(Saved data entries)
__________________________________________________

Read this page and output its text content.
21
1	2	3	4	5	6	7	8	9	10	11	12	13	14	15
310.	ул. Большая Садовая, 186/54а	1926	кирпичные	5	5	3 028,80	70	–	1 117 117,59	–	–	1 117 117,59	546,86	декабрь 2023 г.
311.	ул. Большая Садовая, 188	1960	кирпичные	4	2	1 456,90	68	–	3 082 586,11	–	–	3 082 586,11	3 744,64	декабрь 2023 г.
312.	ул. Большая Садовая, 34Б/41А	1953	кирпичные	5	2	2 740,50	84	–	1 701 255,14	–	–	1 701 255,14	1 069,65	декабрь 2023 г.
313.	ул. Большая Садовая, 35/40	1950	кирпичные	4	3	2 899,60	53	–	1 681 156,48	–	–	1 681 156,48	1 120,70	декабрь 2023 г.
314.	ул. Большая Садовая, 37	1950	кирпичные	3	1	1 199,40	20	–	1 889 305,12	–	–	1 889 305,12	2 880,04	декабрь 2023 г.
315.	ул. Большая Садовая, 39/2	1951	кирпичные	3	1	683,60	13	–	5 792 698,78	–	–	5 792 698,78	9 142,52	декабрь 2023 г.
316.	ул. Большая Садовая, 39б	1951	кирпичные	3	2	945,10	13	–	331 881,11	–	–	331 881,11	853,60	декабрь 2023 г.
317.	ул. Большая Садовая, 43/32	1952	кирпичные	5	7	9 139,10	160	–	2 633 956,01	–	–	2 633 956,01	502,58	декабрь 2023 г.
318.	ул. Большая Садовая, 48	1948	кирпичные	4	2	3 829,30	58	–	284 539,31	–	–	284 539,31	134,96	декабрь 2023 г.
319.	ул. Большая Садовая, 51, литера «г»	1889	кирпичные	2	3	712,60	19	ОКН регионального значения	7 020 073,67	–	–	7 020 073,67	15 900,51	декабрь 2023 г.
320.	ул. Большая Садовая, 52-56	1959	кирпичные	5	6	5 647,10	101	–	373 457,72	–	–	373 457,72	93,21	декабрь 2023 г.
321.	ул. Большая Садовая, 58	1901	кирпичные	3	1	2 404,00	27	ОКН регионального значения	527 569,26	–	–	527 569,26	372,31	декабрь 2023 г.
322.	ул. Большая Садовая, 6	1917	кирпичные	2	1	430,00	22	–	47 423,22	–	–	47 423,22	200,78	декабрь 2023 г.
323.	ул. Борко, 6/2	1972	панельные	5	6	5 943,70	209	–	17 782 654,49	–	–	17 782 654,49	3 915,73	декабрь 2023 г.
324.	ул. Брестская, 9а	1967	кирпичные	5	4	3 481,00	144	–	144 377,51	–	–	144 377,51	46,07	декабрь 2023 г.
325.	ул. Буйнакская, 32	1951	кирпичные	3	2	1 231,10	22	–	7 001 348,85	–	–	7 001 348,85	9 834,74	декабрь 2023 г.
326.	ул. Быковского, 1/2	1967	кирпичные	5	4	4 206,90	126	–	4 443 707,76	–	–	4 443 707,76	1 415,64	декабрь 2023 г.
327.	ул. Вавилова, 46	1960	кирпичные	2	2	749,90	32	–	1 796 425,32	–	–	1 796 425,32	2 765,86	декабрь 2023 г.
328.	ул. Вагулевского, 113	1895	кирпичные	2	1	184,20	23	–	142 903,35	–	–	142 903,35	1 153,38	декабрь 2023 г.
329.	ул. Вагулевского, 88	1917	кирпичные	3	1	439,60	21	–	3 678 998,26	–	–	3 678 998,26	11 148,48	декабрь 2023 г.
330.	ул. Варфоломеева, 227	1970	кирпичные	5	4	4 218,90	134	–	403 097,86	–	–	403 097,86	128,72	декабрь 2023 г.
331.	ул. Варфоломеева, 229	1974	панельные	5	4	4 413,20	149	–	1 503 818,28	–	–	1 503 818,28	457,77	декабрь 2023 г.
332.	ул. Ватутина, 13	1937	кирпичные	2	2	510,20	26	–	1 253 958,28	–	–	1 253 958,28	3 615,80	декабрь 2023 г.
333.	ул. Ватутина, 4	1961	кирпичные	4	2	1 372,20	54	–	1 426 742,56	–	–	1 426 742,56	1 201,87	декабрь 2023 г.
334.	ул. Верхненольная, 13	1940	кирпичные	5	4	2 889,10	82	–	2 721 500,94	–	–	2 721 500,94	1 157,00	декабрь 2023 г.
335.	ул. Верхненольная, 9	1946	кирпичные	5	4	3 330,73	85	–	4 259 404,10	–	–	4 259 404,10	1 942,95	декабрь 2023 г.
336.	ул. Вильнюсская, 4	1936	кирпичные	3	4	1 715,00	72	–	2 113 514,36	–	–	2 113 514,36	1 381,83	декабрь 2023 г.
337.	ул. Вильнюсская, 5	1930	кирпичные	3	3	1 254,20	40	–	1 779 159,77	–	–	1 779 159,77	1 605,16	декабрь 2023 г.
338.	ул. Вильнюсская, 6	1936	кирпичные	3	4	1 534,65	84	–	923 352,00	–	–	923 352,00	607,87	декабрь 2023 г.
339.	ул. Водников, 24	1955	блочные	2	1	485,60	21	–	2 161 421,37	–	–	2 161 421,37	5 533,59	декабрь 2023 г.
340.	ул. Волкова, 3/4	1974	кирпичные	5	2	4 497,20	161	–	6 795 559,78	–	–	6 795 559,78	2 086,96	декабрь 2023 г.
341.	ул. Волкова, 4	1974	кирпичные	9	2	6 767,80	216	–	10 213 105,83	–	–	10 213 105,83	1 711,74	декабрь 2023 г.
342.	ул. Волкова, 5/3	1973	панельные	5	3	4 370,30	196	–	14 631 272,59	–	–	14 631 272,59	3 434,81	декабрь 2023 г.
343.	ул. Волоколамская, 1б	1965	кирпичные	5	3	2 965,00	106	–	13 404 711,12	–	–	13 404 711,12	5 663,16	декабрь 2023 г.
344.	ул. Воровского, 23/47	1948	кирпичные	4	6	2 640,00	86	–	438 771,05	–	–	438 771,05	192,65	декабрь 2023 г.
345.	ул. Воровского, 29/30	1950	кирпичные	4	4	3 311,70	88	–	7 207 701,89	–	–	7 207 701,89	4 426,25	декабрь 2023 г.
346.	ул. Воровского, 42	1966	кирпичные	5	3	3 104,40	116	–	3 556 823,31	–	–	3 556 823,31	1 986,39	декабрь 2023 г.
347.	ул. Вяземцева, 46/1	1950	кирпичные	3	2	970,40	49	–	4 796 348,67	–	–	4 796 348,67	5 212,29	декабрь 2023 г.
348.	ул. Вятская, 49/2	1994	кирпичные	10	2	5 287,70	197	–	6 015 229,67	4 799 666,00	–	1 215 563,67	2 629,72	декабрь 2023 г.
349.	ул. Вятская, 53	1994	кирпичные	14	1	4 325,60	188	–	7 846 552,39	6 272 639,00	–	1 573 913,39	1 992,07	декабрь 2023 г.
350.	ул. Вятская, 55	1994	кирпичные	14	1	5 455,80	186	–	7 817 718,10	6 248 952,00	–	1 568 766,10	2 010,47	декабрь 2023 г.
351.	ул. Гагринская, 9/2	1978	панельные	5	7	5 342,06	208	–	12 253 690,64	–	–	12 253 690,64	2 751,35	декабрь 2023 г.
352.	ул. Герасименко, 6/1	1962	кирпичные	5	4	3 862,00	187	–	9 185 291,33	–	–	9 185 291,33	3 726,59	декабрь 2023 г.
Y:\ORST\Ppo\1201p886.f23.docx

__________________________________________________

▶ DIRECTIONS
Where a line above includes "значения", copy that line.

▶ WRITTEN SOLUTION
319.	ул. Большая Садовая, 51, литера «г»	1889	кирпичные	2	3	712,60	19	ОКН регионального значения	7 020 073,67	–	–	7 020 073,67	15 900,51	декабрь 2023 г.
321.	ул. Большая Садовая, 58	1901	кирпичные	3	1	2 404,00	27	ОКН регионального значения	527 569,26	–	–	527 569,26	372,31	декабрь 2023 г.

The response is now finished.